▶ YOUR OBJECTIVE:
Search the listing below for the word "justorum" and copy each line that holds it.

[DATA TO USE start]

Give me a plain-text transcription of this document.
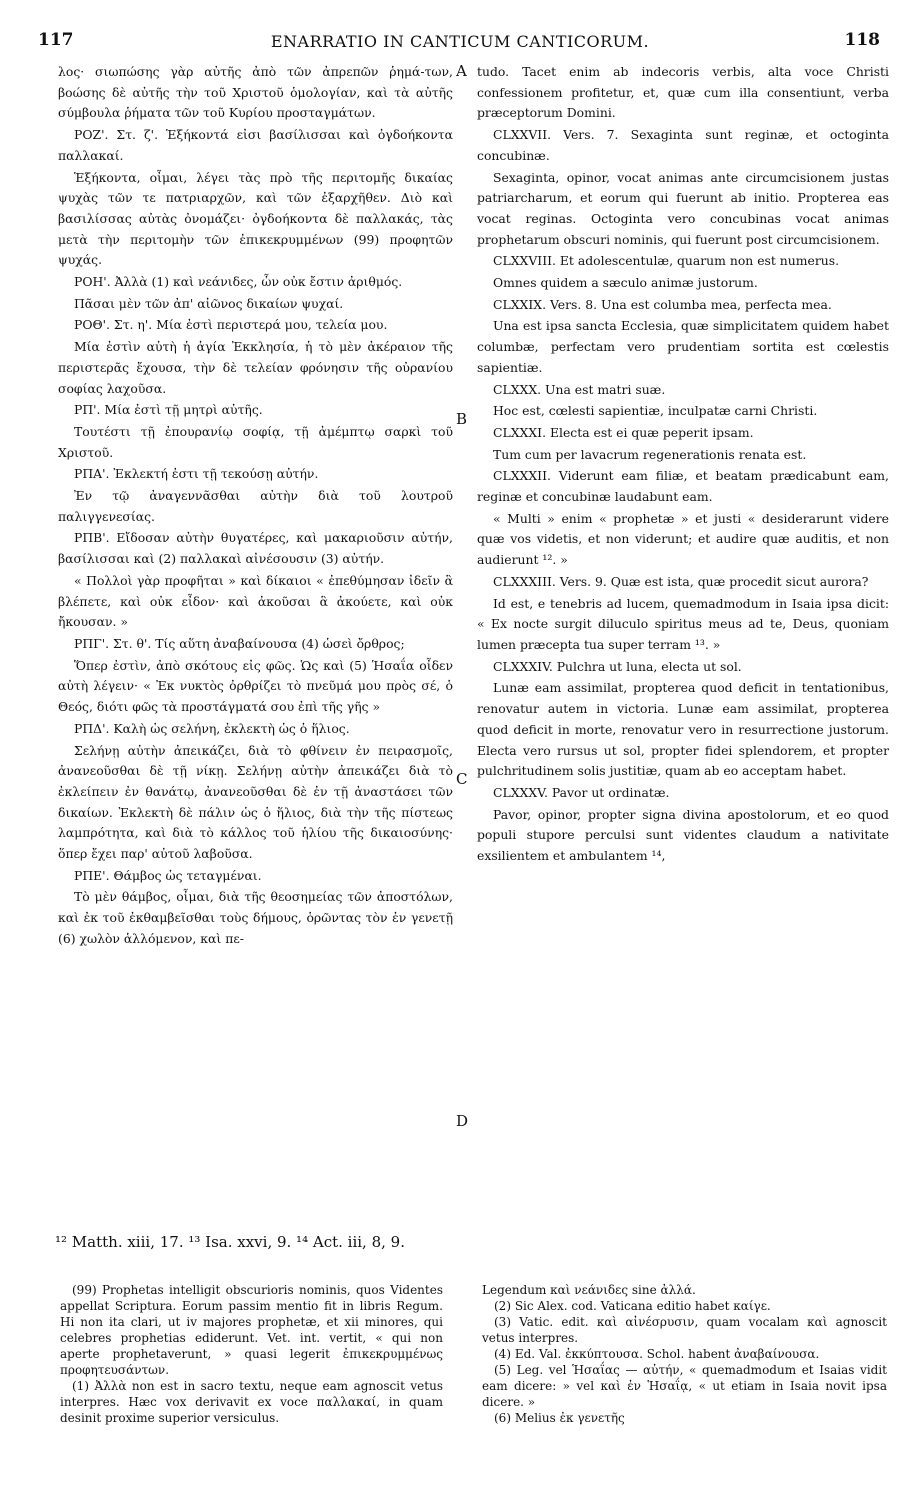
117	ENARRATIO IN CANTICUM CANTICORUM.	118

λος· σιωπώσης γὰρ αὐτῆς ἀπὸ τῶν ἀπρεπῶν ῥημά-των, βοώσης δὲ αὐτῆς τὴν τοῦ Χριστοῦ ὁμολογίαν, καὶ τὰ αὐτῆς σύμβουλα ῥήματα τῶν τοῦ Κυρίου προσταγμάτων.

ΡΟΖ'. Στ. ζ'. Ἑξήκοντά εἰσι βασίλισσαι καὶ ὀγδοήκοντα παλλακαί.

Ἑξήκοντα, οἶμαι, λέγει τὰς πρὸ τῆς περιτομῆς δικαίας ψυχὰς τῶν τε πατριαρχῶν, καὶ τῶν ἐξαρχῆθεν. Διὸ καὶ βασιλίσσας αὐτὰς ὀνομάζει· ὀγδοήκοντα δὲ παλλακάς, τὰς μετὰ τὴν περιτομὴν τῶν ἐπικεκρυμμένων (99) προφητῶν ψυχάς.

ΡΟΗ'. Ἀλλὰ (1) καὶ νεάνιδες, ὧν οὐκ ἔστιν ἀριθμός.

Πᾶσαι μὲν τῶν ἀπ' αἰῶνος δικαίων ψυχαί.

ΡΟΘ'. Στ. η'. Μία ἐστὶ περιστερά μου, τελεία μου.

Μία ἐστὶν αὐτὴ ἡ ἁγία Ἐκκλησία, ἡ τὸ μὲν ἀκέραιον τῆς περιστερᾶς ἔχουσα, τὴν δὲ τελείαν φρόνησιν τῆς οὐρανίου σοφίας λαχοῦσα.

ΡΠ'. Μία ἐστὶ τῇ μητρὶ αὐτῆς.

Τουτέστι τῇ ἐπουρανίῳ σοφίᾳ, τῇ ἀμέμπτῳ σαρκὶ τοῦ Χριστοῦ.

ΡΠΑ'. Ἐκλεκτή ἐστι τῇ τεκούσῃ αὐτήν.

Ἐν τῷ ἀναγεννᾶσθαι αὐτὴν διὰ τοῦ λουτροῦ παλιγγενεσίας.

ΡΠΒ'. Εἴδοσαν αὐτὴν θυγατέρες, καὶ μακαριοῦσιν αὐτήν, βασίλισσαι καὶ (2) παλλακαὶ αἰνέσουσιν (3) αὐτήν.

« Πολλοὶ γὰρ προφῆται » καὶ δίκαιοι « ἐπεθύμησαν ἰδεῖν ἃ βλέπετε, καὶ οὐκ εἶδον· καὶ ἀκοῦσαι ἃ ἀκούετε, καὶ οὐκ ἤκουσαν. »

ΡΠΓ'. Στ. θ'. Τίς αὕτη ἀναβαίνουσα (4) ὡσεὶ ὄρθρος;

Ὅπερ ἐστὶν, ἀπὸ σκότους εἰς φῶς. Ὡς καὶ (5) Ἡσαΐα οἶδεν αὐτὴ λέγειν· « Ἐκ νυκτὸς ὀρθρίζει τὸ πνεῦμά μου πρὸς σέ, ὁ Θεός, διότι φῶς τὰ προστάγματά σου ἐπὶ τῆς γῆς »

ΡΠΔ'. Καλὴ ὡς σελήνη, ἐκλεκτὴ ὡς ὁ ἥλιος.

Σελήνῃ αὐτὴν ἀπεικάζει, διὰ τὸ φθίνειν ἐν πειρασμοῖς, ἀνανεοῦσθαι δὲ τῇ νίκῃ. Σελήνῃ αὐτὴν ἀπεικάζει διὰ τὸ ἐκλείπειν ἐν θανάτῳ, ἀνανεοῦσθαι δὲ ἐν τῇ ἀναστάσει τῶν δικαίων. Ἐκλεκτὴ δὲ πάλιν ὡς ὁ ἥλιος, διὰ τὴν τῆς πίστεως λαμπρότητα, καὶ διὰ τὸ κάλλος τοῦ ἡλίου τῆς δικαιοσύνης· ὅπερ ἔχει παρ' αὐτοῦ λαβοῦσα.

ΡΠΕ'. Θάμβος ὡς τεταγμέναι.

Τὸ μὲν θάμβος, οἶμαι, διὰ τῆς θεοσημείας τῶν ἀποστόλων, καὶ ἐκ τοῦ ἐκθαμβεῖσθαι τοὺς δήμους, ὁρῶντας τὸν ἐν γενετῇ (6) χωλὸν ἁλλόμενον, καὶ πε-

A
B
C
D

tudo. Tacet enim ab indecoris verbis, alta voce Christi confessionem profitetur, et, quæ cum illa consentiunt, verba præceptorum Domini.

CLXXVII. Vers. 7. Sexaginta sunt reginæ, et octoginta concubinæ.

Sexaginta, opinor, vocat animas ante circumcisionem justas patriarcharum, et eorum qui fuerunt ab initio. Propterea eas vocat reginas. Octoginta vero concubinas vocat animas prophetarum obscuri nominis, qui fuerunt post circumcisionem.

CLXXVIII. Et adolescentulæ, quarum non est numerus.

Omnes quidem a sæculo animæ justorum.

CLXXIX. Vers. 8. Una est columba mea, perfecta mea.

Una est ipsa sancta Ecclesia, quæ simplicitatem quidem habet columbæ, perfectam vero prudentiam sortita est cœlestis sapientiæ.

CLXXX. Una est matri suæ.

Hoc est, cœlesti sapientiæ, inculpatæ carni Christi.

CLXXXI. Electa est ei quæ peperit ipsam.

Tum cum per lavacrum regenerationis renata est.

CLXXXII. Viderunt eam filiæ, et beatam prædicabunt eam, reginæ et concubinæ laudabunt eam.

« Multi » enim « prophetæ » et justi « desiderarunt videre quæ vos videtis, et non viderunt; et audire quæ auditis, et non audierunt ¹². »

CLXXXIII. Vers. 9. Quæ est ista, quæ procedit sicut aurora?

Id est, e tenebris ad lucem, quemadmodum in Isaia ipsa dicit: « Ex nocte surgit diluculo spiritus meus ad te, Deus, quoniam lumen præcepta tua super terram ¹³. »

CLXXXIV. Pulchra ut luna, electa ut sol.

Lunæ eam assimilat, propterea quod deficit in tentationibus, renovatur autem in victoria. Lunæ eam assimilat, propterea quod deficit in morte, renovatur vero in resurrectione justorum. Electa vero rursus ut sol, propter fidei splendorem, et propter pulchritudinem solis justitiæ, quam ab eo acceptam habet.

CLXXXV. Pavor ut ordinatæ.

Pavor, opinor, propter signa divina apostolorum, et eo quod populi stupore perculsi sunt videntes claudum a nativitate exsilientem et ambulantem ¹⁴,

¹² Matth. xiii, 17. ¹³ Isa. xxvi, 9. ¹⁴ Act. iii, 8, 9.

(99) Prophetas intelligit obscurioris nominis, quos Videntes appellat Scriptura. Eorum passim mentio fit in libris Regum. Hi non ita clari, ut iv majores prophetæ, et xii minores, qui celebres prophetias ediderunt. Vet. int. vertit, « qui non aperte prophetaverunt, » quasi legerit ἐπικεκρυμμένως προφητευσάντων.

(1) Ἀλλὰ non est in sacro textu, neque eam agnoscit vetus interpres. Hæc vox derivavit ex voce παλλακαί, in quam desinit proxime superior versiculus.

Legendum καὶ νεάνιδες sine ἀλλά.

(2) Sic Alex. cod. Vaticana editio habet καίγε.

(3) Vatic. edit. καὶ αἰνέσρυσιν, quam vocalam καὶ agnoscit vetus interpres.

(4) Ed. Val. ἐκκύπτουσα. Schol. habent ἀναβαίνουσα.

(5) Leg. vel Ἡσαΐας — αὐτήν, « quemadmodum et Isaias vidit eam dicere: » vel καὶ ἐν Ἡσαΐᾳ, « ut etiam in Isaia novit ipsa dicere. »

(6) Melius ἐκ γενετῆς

[DATA TO USE end]

▶ SOLUTION TO THIS TASK:
Omnes quidem a sæculo animæ justorum.
Lunæ eam assimilat, propterea quod deficit in tentationibus, renovatur autem in victoria. Lunæ eam assimilat, propterea quod deficit in morte, renovatur vero in resurrectione justorum. Electa vero rursus ut sol, propter fidei splendorem, et propter pulchritudinem solis justitiæ, quam ab eo acceptam habet.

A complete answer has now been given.